Each entry needs to be restated exactly as written.

§ PROVIDED RECORDS:
┄┄┄┄┄┄┄┄┄┄
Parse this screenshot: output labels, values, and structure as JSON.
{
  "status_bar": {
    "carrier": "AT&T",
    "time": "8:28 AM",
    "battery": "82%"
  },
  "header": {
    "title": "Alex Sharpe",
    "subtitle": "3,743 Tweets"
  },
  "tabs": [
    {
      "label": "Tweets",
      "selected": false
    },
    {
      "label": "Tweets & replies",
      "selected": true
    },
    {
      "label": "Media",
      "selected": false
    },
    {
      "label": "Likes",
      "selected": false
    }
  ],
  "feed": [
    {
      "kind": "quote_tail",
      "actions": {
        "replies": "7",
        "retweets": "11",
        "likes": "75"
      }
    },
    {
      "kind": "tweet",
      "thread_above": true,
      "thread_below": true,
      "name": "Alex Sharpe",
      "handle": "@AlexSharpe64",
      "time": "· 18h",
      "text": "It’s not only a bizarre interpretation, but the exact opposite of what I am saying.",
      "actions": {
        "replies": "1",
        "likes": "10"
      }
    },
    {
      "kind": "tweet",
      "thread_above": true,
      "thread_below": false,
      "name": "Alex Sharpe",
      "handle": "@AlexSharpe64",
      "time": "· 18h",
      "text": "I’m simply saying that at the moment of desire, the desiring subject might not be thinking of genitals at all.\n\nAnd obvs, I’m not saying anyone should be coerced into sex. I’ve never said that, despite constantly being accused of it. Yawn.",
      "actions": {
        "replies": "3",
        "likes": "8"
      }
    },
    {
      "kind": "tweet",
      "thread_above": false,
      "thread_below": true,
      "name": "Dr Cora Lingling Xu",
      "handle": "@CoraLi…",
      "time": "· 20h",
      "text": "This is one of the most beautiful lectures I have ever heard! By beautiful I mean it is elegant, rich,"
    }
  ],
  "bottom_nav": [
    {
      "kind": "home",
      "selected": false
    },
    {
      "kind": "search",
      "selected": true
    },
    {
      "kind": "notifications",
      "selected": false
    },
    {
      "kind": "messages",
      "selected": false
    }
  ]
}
┄┄┄┄┄┄┄┄┄┄
§ RESULT OF THIS TASK:
Parse this screenshot: output labels, values, and structure as JSON.
{
  "status_bar": {
    "carrier": "AT&T",
    "time": "8:28 AM",
    "battery": "82%"
  },
  "header": {
    "title": "Alex Sharpe",
    "subtitle": "3,743 Tweets"
  },
  "tabs": [
    {
      "label": "Tweets",
      "selected": false
    },
    {
      "label": "Tweets & replies",
      "selected": true
    },
    {
      "label": "Media",
      "selected": false
    },
    {
      "label": "Likes",
      "selected": false
    }
  ],
  "feed": [
    {
      "kind": "quote_tail",
      "actions": {
        "replies": "7",
        "retweets": "11",
        "likes": "75"
      }
    },
    {
      "kind": "tweet",
      "thread_above": true,
      "thread_below": true,
      "name": "Alex Sharpe",
      "handle": "@AlexSharpe64",
      "time": "· 18h",
      "text": "It’s not only a bizarre interpretation, but the exact opposite of what I am saying.",
      "actions": {
        "replies": "1",
        "likes": "10"
      }
    },
    {
      "kind": "tweet",
      "thread_above": true,
      "thread_below": false,
      "name": "Alex Sharpe",
      "handle": "@AlexSharpe64",
      "time": "· 18h",
      "text": "I’m simply saying that at the moment of desire, the desiring subject might not be thinking of genitals at all.\n\nAnd obvs, I’m not saying anyone should be coerced into sex. I’ve never said that, despite constantly being accused of it. Yawn.",
      "actions": {
        "replies": "3",
        "likes": "8"
      }
    },
    {
      "kind": "tweet",
      "thread_above": false,
      "thread_below": true,
      "name": "Dr Cora Lingling Xu",
      "handle": "@CoraLi…",
      "time": "· 20h",
      "text": "This is one of the most beautiful lectures I have ever heard! By beautiful I mean it is elegant, rich,"
    }
  ],
  "bottom_nav": [
    {
      "kind": "home",
      "selected": false
    },
    {
      "kind": "search",
      "selected": true
    },
    {
      "kind": "notifications",
      "selected": false
    },
    {
      "kind": "messages",
      "selected": false
    }
  ]
}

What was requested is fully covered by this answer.